Raw records
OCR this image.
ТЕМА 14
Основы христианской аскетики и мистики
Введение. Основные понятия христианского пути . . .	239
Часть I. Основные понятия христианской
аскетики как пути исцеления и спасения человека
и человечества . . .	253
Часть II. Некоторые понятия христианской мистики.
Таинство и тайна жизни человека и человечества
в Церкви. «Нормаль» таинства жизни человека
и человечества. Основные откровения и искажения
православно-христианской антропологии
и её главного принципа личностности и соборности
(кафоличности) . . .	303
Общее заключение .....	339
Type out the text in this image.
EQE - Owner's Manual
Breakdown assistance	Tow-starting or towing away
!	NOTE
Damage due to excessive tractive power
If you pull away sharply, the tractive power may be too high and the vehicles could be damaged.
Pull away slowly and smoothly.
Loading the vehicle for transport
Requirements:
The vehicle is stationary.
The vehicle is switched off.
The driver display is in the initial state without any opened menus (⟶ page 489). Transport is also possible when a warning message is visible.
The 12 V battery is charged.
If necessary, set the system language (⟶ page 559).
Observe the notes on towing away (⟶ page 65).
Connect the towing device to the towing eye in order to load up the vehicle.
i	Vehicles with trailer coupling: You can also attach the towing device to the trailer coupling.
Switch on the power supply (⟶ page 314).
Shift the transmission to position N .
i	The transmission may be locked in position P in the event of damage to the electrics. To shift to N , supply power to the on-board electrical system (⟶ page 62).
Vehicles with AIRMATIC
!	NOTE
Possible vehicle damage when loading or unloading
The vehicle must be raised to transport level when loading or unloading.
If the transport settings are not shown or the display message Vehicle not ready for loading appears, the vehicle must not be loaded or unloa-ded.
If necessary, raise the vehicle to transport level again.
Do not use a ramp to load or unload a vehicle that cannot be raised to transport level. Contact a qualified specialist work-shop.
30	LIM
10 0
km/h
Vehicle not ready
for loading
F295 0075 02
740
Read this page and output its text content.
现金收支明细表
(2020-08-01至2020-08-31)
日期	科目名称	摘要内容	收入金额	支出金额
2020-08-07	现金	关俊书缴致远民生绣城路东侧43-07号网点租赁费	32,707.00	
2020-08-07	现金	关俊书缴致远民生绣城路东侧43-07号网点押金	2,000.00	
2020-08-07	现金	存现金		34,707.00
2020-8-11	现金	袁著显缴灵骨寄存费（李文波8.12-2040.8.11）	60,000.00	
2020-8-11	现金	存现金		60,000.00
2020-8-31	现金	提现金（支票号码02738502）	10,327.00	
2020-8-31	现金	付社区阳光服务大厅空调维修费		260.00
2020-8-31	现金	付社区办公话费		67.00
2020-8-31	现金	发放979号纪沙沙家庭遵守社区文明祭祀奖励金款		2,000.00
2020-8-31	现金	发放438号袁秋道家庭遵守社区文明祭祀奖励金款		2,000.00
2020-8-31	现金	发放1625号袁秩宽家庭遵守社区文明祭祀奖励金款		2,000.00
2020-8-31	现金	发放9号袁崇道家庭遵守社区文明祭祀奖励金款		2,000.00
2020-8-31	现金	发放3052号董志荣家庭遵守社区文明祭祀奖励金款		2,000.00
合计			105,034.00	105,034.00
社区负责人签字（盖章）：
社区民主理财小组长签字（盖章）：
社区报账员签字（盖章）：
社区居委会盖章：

■ PROMPT ■
Only the lines from the one that contains "Read this page and output its text content." to the end of the data should be output, exactly as they appear.

■ THE COMPLETED TASK ■
Read this page and output its text content.
现金收支明细表
(2020-08-01至2020-08-31)
日期	科目名称	摘要内容	收入金额	支出金额
2020-08-07	现金	关俊书缴致远民生绣城路东侧43-07号网点租赁费	32,707.00	
2020-08-07	现金	关俊书缴致远民生绣城路东侧43-07号网点押金	2,000.00	
2020-08-07	现金	存现金		34,707.00
2020-8-11	现金	袁著显缴灵骨寄存费（李文波8.12-2040.8.11）	60,000.00	
2020-8-11	现金	存现金		60,000.00
2020-8-31	现金	提现金（支票号码02738502）	10,327.00	
2020-8-31	现金	付社区阳光服务大厅空调维修费		260.00
2020-8-31	现金	付社区办公话费		67.00
2020-8-31	现金	发放979号纪沙沙家庭遵守社区文明祭祀奖励金款		2,000.00
2020-8-31	现金	发放438号袁秋道家庭遵守社区文明祭祀奖励金款		2,000.00
2020-8-31	现金	发放1625号袁秩宽家庭遵守社区文明祭祀奖励金款		2,000.00
2020-8-31	现金	发放9号袁崇道家庭遵守社区文明祭祀奖励金款		2,000.00
2020-8-31	现金	发放3052号董志荣家庭遵守社区文明祭祀奖励金款		2,000.00
合计			105,034.00	105,034.00
社区负责人签字（盖章）：
社区民主理财小组长签字（盖章）：
社区报账员签字（盖章）：
社区居委会盖章：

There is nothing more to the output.